▶ EXERCISE DATA:
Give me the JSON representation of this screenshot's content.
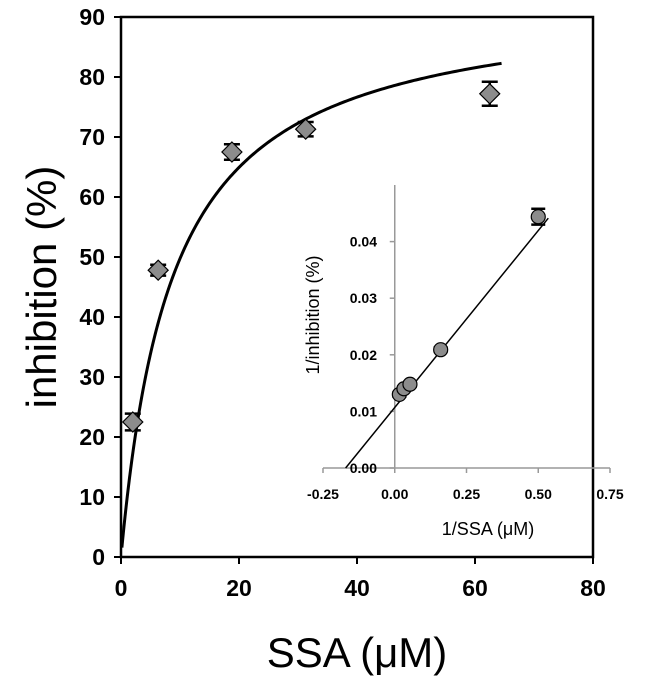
{
  "chart_data": [
    {
      "type": "scatter",
      "xlabel": "SSA (μM)",
      "ylabel": "inhibition (%)",
      "xlim": [
        0,
        80
      ],
      "ylim": [
        0,
        90
      ],
      "xticks": [
        "0",
        "20",
        "40",
        "60",
        "80"
      ],
      "yticks": [
        "0",
        "10",
        "20",
        "30",
        "40",
        "50",
        "60",
        "70",
        "80",
        "90"
      ],
      "grid": false,
      "marker": "diamond",
      "marker_color": "#8c8c8c",
      "fit": {
        "type": "hyperbolic",
        "vmax": 93.5,
        "km": 8.8,
        "x_start": 0.15,
        "x_end": 64.5
      },
      "series": [
        {
          "x": [
            2,
            6.3,
            18.8,
            31.3,
            62.5
          ],
          "y": [
            22.5,
            47.8,
            67.5,
            71.3,
            77.2
          ],
          "error": [
            1.4,
            0.9,
            1.3,
            1.2,
            2.0
          ]
        }
      ]
    },
    {
      "type": "scatter",
      "xlabel": "1/SSA (μM)",
      "ylabel": "1/inhibition  (%)",
      "xlim": [
        -0.25,
        0.75
      ],
      "ylim": [
        0,
        0.05
      ],
      "xticks": [
        "-0.25",
        "0.00",
        "0.25",
        "0.50",
        "0.75"
      ],
      "yticks": [
        "0.00",
        "0.01",
        "0.02",
        "0.03",
        "0.04"
      ],
      "grid": false,
      "marker": "circle",
      "marker_color": "#8c8c8c",
      "fit": {
        "type": "linear",
        "intercept": 0.0107,
        "slope": 0.0625,
        "x_start": -0.1712,
        "x_end": 0.535
      },
      "series": [
        {
          "x": [
            0.016,
            0.032,
            0.053,
            0.16,
            0.5
          ],
          "y": [
            0.013,
            0.014,
            0.0148,
            0.0209,
            0.0444
          ],
          "error": [
            0.0004,
            0.0004,
            0.0004,
            0.0004,
            0.0014
          ]
        }
      ]
    }
  ]
}
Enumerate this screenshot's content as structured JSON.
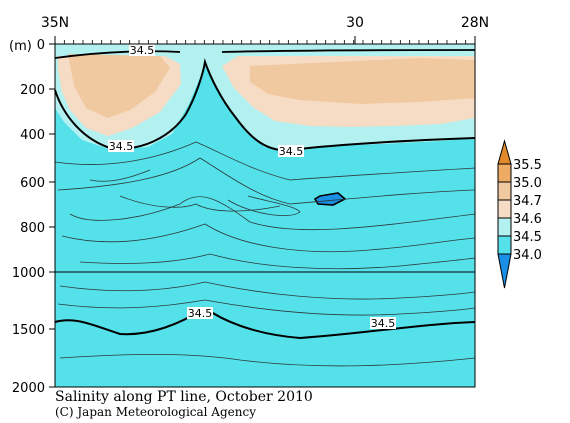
{
  "chart_data": {
    "type": "heatmap",
    "title": "Salinity along PT line, October 2010",
    "credit": "(C) Japan Meteorological Agency",
    "x_axis": {
      "direction": "north-to-south",
      "ticks": [
        {
          "value": 35,
          "label": "35N"
        },
        {
          "value": 30,
          "label": "30"
        },
        {
          "value": 28,
          "label": "28N"
        }
      ],
      "range": [
        35,
        28
      ]
    },
    "y_axis": {
      "unit_label": "(m)",
      "ticks": [
        {
          "value": 0,
          "label": "0"
        },
        {
          "value": 200,
          "label": "200"
        },
        {
          "value": 400,
          "label": "400"
        },
        {
          "value": 600,
          "label": "600"
        },
        {
          "value": 800,
          "label": "800"
        },
        {
          "value": 1000,
          "label": "1000"
        },
        {
          "value": 1500,
          "label": "1500"
        },
        {
          "value": 2000,
          "label": "2000"
        }
      ],
      "range": [
        0,
        2000
      ],
      "scale": "piecewise-linear (0-1000 stretched, 1000-2000 compressed)"
    },
    "colorbar": {
      "levels": [
        "35.5",
        "35.0",
        "34.7",
        "34.6",
        "34.5",
        "34.0"
      ],
      "colors": {
        "above_35.5": "#e08a2c",
        "35.0_35.5": "#eeab64",
        "34.7_35.0": "#f0c9a0",
        "34.6_34.7": "#f6dcc4",
        "34.5_34.6": "#b3f0f0",
        "34.0_34.5": "#55e1ea",
        "below_34.0": "#1a8fe6"
      }
    },
    "contour_labels": [
      "34.5",
      "34.5",
      "34.5",
      "34.5",
      "34.5"
    ],
    "reference_line_depth": 1000
  }
}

▶ PROBLEM STATEMENT: Each line with the string "type" in it needs to be found and copied.

▶ PROBLEM SOLUTION:
      "type": "scatter",
        "type": "hyperbolic",
      "type": "scatter",
        "type": "linear",
    "type": "heatmap",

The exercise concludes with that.